Dataset excerpts

....

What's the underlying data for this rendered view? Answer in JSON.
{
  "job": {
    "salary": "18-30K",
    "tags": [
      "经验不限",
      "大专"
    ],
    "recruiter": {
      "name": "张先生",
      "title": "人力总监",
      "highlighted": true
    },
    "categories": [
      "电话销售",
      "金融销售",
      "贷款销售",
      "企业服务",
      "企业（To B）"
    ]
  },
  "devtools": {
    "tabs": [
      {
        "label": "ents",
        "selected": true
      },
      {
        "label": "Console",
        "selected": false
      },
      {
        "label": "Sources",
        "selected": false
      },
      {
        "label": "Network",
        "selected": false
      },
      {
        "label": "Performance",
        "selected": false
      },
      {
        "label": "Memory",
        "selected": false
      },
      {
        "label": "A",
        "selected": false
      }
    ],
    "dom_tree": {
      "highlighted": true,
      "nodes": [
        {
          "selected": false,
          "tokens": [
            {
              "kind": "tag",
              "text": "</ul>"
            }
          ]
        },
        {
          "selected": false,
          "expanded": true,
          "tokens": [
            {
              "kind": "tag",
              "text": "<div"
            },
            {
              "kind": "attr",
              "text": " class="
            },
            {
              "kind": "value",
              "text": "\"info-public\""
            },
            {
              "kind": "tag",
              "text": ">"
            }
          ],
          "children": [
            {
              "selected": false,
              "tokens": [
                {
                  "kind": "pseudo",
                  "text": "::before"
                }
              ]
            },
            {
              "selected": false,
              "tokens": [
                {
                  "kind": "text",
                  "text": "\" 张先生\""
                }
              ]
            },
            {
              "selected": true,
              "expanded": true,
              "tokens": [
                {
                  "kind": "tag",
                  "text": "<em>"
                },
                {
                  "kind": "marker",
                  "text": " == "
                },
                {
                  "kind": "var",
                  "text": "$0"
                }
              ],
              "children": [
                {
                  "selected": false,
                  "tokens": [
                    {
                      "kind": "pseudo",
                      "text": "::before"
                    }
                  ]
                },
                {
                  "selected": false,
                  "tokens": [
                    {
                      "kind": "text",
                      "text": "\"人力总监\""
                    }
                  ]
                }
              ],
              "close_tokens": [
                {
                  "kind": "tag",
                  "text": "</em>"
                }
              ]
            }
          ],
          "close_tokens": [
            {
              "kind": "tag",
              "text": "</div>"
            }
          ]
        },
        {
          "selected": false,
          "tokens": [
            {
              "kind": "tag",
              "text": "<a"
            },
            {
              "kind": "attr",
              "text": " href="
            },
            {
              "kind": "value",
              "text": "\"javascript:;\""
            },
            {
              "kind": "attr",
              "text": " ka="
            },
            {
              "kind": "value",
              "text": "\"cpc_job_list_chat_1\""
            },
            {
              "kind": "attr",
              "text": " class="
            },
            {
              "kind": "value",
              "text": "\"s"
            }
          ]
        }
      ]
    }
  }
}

....

__Set problem__
Write the whole listing out again. Keep every line exactly as it is.

__Task solution__
What's the underlying data for this rendered view? Answer in JSON.
{
  "job": {
    "salary": "18-30K",
    "tags": [
      "经验不限",
      "大专"
    ],
    "recruiter": {
      "name": "张先生",
      "title": "人力总监",
      "highlighted": true
    },
    "categories": [
      "电话销售",
      "金融销售",
      "贷款销售",
      "企业服务",
      "企业（To B）"
    ]
  },
  "devtools": {
    "tabs": [
      {
        "label": "ents",
        "selected": true
      },
      {
        "label": "Console",
        "selected": false
      },
      {
        "label": "Sources",
        "selected": false
      },
      {
        "label": "Network",
        "selected": false
      },
      {
        "label": "Performance",
        "selected": false
      },
      {
        "label": "Memory",
        "selected": false
      },
      {
        "label": "A",
        "selected": false
      }
    ],
    "dom_tree": {
      "highlighted": true,
      "nodes": [
        {
          "selected": false,
          "tokens": [
            {
              "kind": "tag",
              "text": "</ul>"
            }
          ]
        },
        {
          "selected": false,
          "expanded": true,
          "tokens": [
            {
              "kind": "tag",
              "text": "<div"
            },
            {
              "kind": "attr",
              "text": " class="
            },
            {
              "kind": "value",
              "text": "\"info-public\""
            },
            {
              "kind": "tag",
              "text": ">"
            }
          ],
          "children": [
            {
              "selected": false,
              "tokens": [
                {
                  "kind": "pseudo",
                  "text": "::before"
                }
              ]
            },
            {
              "selected": false,
              "tokens": [
                {
                  "kind": "text",
                  "text": "\" 张先生\""
                }
              ]
            },
            {
              "selected": true,
              "expanded": true,
              "tokens": [
                {
                  "kind": "tag",
                  "text": "<em>"
                },
                {
                  "kind": "marker",
                  "text": " == "
                },
                {
                  "kind": "var",
                  "text": "$0"
                }
              ],
              "children": [
                {
                  "selected": false,
                  "tokens": [
                    {
                      "kind": "pseudo",
                      "text": "::before"
                    }
                  ]
                },
                {
                  "selected": false,
                  "tokens": [
                    {
                      "kind": "text",
                      "text": "\"人力总监\""
                    }
                  ]
                }
              ],
              "close_tokens": [
                {
                  "kind": "tag",
                  "text": "</em>"
                }
              ]
            }
          ],
          "close_tokens": [
            {
              "kind": "tag",
              "text": "</div>"
            }
          ]
        },
        {
          "selected": false,
          "tokens": [
            {
              "kind": "tag",
              "text": "<a"
            },
            {
              "kind": "attr",
              "text": " href="
            },
            {
              "kind": "value",
              "text": "\"javascript:;\""
            },
            {
              "kind": "attr",
              "text": " ka="
            },
            {
              "kind": "value",
              "text": "\"cpc_job_list_chat_1\""
            },
            {
              "kind": "attr",
              "text": " class="
            },
            {
              "kind": "value",
              "text": "\"s"
            }
          ]
        }
      ]
    }
  }
}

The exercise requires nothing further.